What this task involves :: Output every entry exactly, from the first line to the last.

Dataset content ::
::::
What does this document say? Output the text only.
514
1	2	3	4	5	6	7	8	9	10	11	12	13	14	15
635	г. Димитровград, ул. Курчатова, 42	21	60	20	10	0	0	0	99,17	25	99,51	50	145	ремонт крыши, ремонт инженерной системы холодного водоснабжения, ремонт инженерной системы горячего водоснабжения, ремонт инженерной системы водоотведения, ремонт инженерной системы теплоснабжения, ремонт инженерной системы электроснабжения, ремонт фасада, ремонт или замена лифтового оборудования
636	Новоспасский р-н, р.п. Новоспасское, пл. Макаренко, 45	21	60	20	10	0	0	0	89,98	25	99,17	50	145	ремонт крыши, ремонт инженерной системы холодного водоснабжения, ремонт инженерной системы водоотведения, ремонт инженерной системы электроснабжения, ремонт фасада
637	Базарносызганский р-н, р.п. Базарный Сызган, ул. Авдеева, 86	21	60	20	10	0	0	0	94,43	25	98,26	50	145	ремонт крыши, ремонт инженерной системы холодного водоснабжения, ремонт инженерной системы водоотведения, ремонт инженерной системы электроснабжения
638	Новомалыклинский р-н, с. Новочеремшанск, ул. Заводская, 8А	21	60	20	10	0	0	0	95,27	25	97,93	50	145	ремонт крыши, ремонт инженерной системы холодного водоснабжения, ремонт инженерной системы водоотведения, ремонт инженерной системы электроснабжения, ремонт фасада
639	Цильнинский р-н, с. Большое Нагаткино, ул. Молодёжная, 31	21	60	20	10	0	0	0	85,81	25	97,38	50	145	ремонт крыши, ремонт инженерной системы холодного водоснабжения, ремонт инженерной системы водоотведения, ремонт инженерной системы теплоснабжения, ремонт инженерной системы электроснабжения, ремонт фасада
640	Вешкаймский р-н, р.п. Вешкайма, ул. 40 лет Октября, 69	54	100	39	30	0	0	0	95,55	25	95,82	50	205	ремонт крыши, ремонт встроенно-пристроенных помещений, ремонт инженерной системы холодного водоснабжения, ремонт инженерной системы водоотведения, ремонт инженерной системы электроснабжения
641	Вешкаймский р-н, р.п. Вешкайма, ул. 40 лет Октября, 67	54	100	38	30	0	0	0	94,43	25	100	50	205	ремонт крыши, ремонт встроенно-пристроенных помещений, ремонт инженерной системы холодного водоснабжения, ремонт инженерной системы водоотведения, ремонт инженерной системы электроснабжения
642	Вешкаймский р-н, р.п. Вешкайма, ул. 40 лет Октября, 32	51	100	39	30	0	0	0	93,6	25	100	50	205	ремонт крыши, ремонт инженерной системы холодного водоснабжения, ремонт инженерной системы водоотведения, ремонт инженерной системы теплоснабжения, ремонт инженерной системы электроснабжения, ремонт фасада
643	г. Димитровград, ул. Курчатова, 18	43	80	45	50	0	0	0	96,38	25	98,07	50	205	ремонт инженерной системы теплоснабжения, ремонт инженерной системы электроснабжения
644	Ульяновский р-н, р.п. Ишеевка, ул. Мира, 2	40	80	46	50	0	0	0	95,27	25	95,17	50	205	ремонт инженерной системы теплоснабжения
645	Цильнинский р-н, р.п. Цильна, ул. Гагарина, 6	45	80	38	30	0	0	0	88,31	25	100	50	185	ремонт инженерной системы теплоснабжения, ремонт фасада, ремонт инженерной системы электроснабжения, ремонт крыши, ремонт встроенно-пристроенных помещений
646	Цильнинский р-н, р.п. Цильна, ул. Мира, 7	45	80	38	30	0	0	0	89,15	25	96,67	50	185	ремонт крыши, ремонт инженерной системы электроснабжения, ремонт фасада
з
::::
Expected answer ::
What does this document say? Output the text only.
514
1	2	3	4	5	6	7	8	9	10	11	12	13	14	15
635	г. Димитровград, ул. Курчатова, 42	21	60	20	10	0	0	0	99,17	25	99,51	50	145	ремонт крыши, ремонт инженерной системы холодного водоснабжения, ремонт инженерной системы горячего водоснабжения, ремонт инженерной системы водоотведения, ремонт инженерной системы теплоснабжения, ремонт инженерной системы электроснабжения, ремонт фасада, ремонт или замена лифтового оборудования
636	Новоспасский р-н, р.п. Новоспасское, пл. Макаренко, 45	21	60	20	10	0	0	0	89,98	25	99,17	50	145	ремонт крыши, ремонт инженерной системы холодного водоснабжения, ремонт инженерной системы водоотведения, ремонт инженерной системы электроснабжения, ремонт фасада
637	Базарносызганский р-н, р.п. Базарный Сызган, ул. Авдеева, 86	21	60	20	10	0	0	0	94,43	25	98,26	50	145	ремонт крыши, ремонт инженерной системы холодного водоснабжения, ремонт инженерной системы водоотведения, ремонт инженерной системы электроснабжения
638	Новомалыклинский р-н, с. Новочеремшанск, ул. Заводская, 8А	21	60	20	10	0	0	0	95,27	25	97,93	50	145	ремонт крыши, ремонт инженерной системы холодного водоснабжения, ремонт инженерной системы водоотведения, ремонт инженерной системы электроснабжения, ремонт фасада
639	Цильнинский р-н, с. Большое Нагаткино, ул. Молодёжная, 31	21	60	20	10	0	0	0	85,81	25	97,38	50	145	ремонт крыши, ремонт инженерной системы холодного водоснабжения, ремонт инженерной системы водоотведения, ремонт инженерной системы теплоснабжения, ремонт инженерной системы электроснабжения, ремонт фасада
640	Вешкаймский р-н, р.п. Вешкайма, ул. 40 лет Октября, 69	54	100	39	30	0	0	0	95,55	25	95,82	50	205	ремонт крыши, ремонт встроенно-пристроенных помещений, ремонт инженерной системы холодного водоснабжения, ремонт инженерной системы водоотведения, ремонт инженерной системы электроснабжения
641	Вешкаймский р-н, р.п. Вешкайма, ул. 40 лет Октября, 67	54	100	38	30	0	0	0	94,43	25	100	50	205	ремонт крыши, ремонт встроенно-пристроенных помещений, ремонт инженерной системы холодного водоснабжения, ремонт инженерной системы водоотведения, ремонт инженерной системы электроснабжения
642	Вешкаймский р-н, р.п. Вешкайма, ул. 40 лет Октября, 32	51	100	39	30	0	0	0	93,6	25	100	50	205	ремонт крыши, ремонт инженерной системы холодного водоснабжения, ремонт инженерной системы водоотведения, ремонт инженерной системы теплоснабжения, ремонт инженерной системы электроснабжения, ремонт фасада
643	г. Димитровград, ул. Курчатова, 18	43	80	45	50	0	0	0	96,38	25	98,07	50	205	ремонт инженерной системы теплоснабжения, ремонт инженерной системы электроснабжения
644	Ульяновский р-н, р.п. Ишеевка, ул. Мира, 2	40	80	46	50	0	0	0	95,27	25	95,17	50	205	ремонт инженерной системы теплоснабжения
645	Цильнинский р-н, р.п. Цильна, ул. Гагарина, 6	45	80	38	30	0	0	0	88,31	25	100	50	185	ремонт инженерной системы теплоснабжения, ремонт фасада, ремонт инженерной системы электроснабжения, ремонт крыши, ремонт встроенно-пристроенных помещений
646	Цильнинский р-н, р.п. Цильна, ул. Мира, 7	45	80	38	30	0	0	0	89,15	25	96,67	50	185	ремонт крыши, ремонт инженерной системы электроснабжения, ремонт фасада
з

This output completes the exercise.